Records for this exercise>
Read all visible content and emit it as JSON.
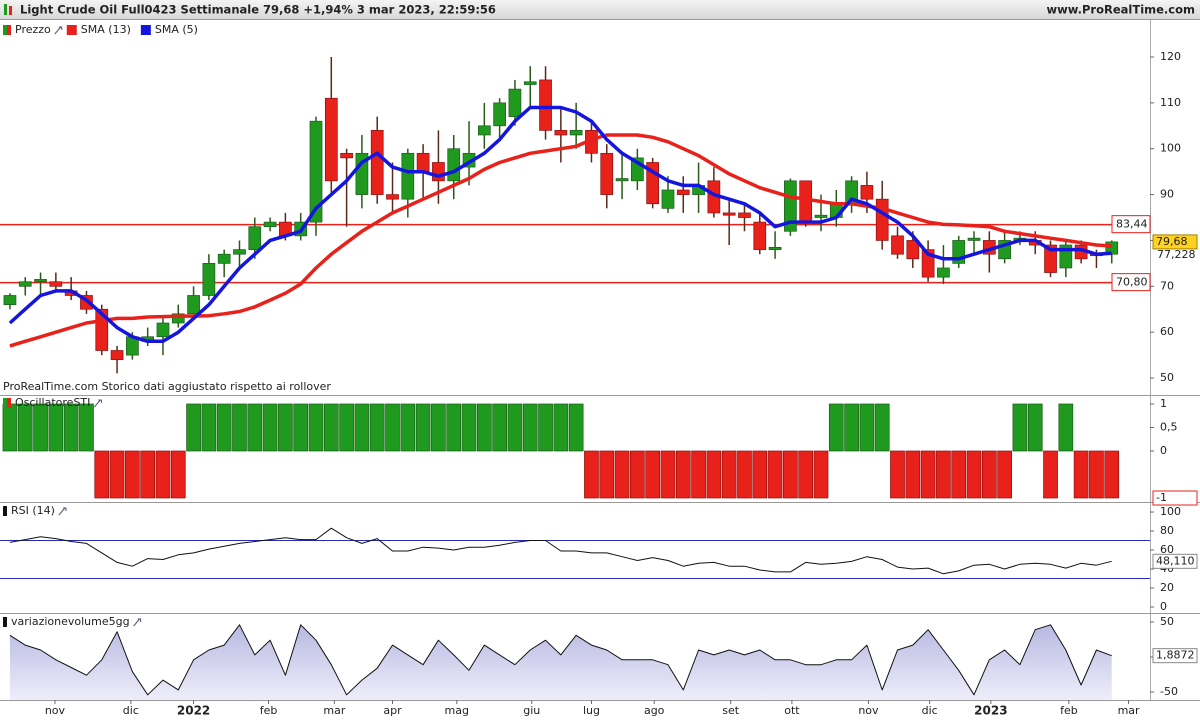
{
  "header": {
    "title": "Light Crude Oil Full0423 Settimanale 79,68 +1,94% 3 mar 2023, 22:59:56",
    "site": "www.ProRealTime.com"
  },
  "chart_data": [
    {
      "type": "candlestick",
      "name": "Prezzo",
      "up_color": "#1f9a1f",
      "down_color": "#e8211b",
      "note": "ProRealTime.com  Storico dati aggiustato rispetto ai rollover",
      "xlim": [
        -0.65,
        74.5
      ],
      "ylim": [
        46.3,
        124.58
      ],
      "yticks": [
        50,
        60,
        70,
        80,
        90,
        100,
        110,
        120
      ],
      "xticks": [
        {
          "value": 2.94,
          "label": "nov"
        },
        {
          "value": 7.9,
          "label": "dic"
        },
        {
          "value": 12.0,
          "label": "2022"
        },
        {
          "value": 16.9,
          "label": "feb"
        },
        {
          "value": 21.2,
          "label": "mar"
        },
        {
          "value": 25.0,
          "label": "apr"
        },
        {
          "value": 29.2,
          "label": "mag"
        },
        {
          "value": 34.1,
          "label": "giu"
        },
        {
          "value": 38.0,
          "label": "lug"
        },
        {
          "value": 42.1,
          "label": "ago"
        },
        {
          "value": 47.1,
          "label": "set"
        },
        {
          "value": 51.1,
          "label": "ott"
        },
        {
          "value": 56.1,
          "label": "nov"
        },
        {
          "value": 60.1,
          "label": "dic"
        },
        {
          "value": 64.1,
          "label": "2023"
        },
        {
          "value": 69.2,
          "label": "feb"
        },
        {
          "value": 73.1,
          "label": "mar"
        }
      ],
      "open": [
        66,
        70,
        71,
        71,
        69,
        68,
        65,
        56,
        55,
        58,
        59,
        62,
        64,
        68,
        75,
        77,
        78,
        83,
        84,
        81,
        84,
        111,
        99,
        90,
        104,
        90,
        89,
        99,
        97,
        93,
        96,
        103,
        105,
        107,
        114,
        115,
        104,
        103,
        104,
        99,
        93,
        93,
        97,
        87,
        91,
        90,
        93,
        86,
        86,
        84,
        78,
        82,
        93,
        85,
        85,
        88,
        92,
        89,
        81,
        80,
        78,
        72,
        75,
        80,
        80,
        76,
        80,
        80,
        79,
        74,
        79,
        77,
        77
      ],
      "high": [
        68.5,
        72,
        73,
        73,
        72,
        69,
        66,
        57,
        60,
        61,
        63,
        66,
        70,
        77,
        78,
        80,
        85,
        85,
        86,
        86,
        107,
        120,
        100,
        103,
        107,
        97,
        100,
        101,
        104,
        103,
        106,
        110,
        111,
        115,
        118,
        118,
        109,
        110,
        106,
        101,
        99,
        100,
        98,
        94,
        94,
        97,
        96,
        89,
        88,
        86,
        82,
        93.5,
        93,
        90,
        91,
        94,
        95,
        93,
        83,
        82,
        80,
        79,
        81,
        82,
        82,
        82,
        82,
        82,
        80,
        80,
        80,
        78,
        80
      ],
      "low": [
        65,
        68,
        68,
        69,
        67,
        64,
        55,
        51,
        54,
        57,
        55,
        61,
        63,
        67,
        72,
        74,
        76,
        82,
        80,
        80,
        81,
        90,
        83,
        87,
        88,
        86,
        85,
        89,
        88,
        89,
        92,
        100,
        102,
        105,
        109,
        102,
        97,
        100,
        97,
        87,
        89,
        91,
        87,
        86,
        86,
        86,
        85,
        79,
        82,
        77,
        76,
        81,
        83,
        82,
        83,
        86,
        86,
        78,
        76,
        74,
        71,
        70.5,
        74,
        77,
        73,
        75,
        79,
        77,
        72,
        72,
        75,
        74,
        75
      ],
      "close": [
        68,
        71,
        71.5,
        70,
        68,
        65,
        56,
        54,
        59,
        59,
        62,
        64,
        68,
        75,
        77,
        78,
        83,
        84,
        81,
        84,
        106,
        93,
        98,
        99,
        90,
        89,
        99,
        95,
        93,
        100,
        99,
        105,
        110,
        113,
        114.6,
        104,
        103,
        104,
        99,
        90,
        93.5,
        98,
        88,
        91,
        90,
        92,
        86,
        85.5,
        85,
        78,
        78.5,
        93,
        84,
        85.5,
        88,
        93,
        89,
        80,
        77,
        76,
        72,
        74,
        80,
        80.5,
        77,
        80,
        80.5,
        79,
        73,
        79,
        76,
        76.8,
        79.68
      ],
      "last_label": "79,68",
      "hlines": [
        {
          "value": 83.44,
          "label": "83,44"
        },
        {
          "value": 70.8,
          "label": "70,80"
        }
      ],
      "series": [
        {
          "name": "SMA (13)",
          "color": "#e8211b",
          "values": [
            57,
            58,
            59,
            60,
            61,
            62,
            62.5,
            63,
            63,
            63.3,
            63.4,
            63.5,
            63.5,
            63.6,
            64,
            64.5,
            65.5,
            67,
            68.5,
            70.5,
            74,
            77,
            79.5,
            82,
            84,
            86,
            87.5,
            89,
            90.5,
            92,
            93.5,
            95.5,
            97,
            98,
            99,
            99.5,
            100,
            100.5,
            102,
            103,
            103,
            103,
            102.5,
            101.5,
            100,
            98.5,
            96.5,
            94.5,
            93,
            91.5,
            90.5,
            89.5,
            89,
            88.5,
            88,
            88,
            87.5,
            87,
            86,
            85,
            84,
            83.5,
            83.4,
            83.2,
            83,
            82,
            81.5,
            81,
            80.5,
            80,
            79.5,
            79,
            78.8
          ]
        },
        {
          "name": "SMA (5)",
          "color": "#1515e0",
          "last_label": "77,228",
          "values": [
            62,
            65,
            68,
            69,
            69,
            67,
            64,
            61,
            59,
            58,
            58,
            60,
            63,
            66,
            70,
            74,
            77,
            80,
            81,
            82,
            87,
            90,
            93,
            97,
            99,
            96,
            95,
            95,
            94,
            95,
            97,
            99,
            102,
            106,
            109,
            109,
            109,
            108,
            106,
            102,
            99,
            97,
            95,
            93,
            92,
            92,
            90,
            89,
            88,
            86,
            83,
            84,
            84,
            84,
            85,
            89,
            88,
            86,
            84,
            81,
            77,
            76,
            76,
            77,
            78,
            79,
            80,
            80,
            78,
            78,
            78,
            77,
            77.228
          ]
        }
      ]
    },
    {
      "type": "bar",
      "name": "OscillatoreSTI",
      "xlim": [
        -0.65,
        74.5
      ],
      "ylim": [
        -1.085,
        1.17
      ],
      "yticks": [
        1,
        {
          "value": 0.5,
          "label": "0,5"
        },
        0
      ],
      "values": [
        1,
        1,
        1,
        1,
        1,
        1,
        -1,
        -1,
        -1,
        -1,
        -1,
        -1,
        1,
        1,
        1,
        1,
        1,
        1,
        1,
        1,
        1,
        1,
        1,
        1,
        1,
        1,
        1,
        1,
        1,
        1,
        1,
        1,
        1,
        1,
        1,
        1,
        1,
        1,
        -1,
        -1,
        -1,
        -1,
        -1,
        -1,
        -1,
        -1,
        -1,
        -1,
        -1,
        -1,
        -1,
        -1,
        -1,
        -1,
        1,
        1,
        1,
        1,
        -1,
        -1,
        -1,
        -1,
        -1,
        -1,
        -1,
        -1,
        1,
        1,
        -1,
        1,
        -1,
        -1,
        -1
      ]
    },
    {
      "type": "line",
      "name": "RSI (14)",
      "color": "#111111",
      "band_color": "#2a2ab8",
      "bands": [
        70,
        30
      ],
      "xlim": [
        -0.65,
        74.5
      ],
      "ylim": [
        -6.3,
        109.5
      ],
      "yticks": [
        100,
        80,
        60,
        40,
        20,
        0
      ],
      "values": [
        68,
        71,
        74,
        72,
        69,
        67,
        57,
        47,
        43,
        51,
        50,
        55,
        57,
        61,
        64,
        67,
        69,
        71,
        73,
        71,
        71,
        83,
        73,
        67,
        72,
        59,
        59,
        63,
        62,
        60,
        63,
        63,
        65,
        68,
        70,
        70,
        59,
        59,
        57,
        57,
        53,
        49,
        52,
        49,
        43,
        46,
        47,
        43,
        43,
        39,
        37,
        37,
        47,
        45,
        46,
        48,
        53,
        50,
        42,
        40,
        41,
        35,
        38,
        44,
        45,
        40,
        45,
        46,
        45,
        41,
        46,
        44,
        48.11
      ],
      "last_label": "48,110"
    },
    {
      "type": "area",
      "name": "variazionevolume5gg",
      "color": "#111111",
      "fill": "#c3c3e6",
      "xlim": [
        -0.65,
        74.5
      ],
      "ylim": [
        -61.4,
        61.4
      ],
      "yticks": [
        50,
        0,
        -50
      ],
      "values": [
        31,
        17,
        10,
        -4,
        -15,
        -26,
        -4,
        36,
        -21,
        -54,
        -33,
        -47,
        -4,
        10,
        17,
        46,
        3,
        24,
        -26,
        46,
        24,
        -11,
        -54,
        -33,
        -16,
        17,
        3,
        -11,
        24,
        3,
        -19,
        17,
        3,
        -11,
        10,
        24,
        3,
        31,
        17,
        10,
        -4,
        -4,
        -4,
        -11,
        -47,
        10,
        3,
        10,
        3,
        10,
        -4,
        -4,
        -11,
        -11,
        -4,
        -4,
        17,
        -47,
        10,
        17,
        39,
        10,
        -19,
        -54,
        -4,
        10,
        -11,
        39,
        46,
        10,
        -40,
        10,
        1.8872
      ],
      "last_label": "1,8872"
    }
  ]
}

Challenge>
Where a line above contains the string "name", copy that line.

Answer for the task>
      "name": "Prezzo",
          "name": "SMA (13)",
          "name": "SMA (5)",
      "name": "OscillatoreSTI",
      "name": "RSI (14)",
      "name": "variazionevolume5gg",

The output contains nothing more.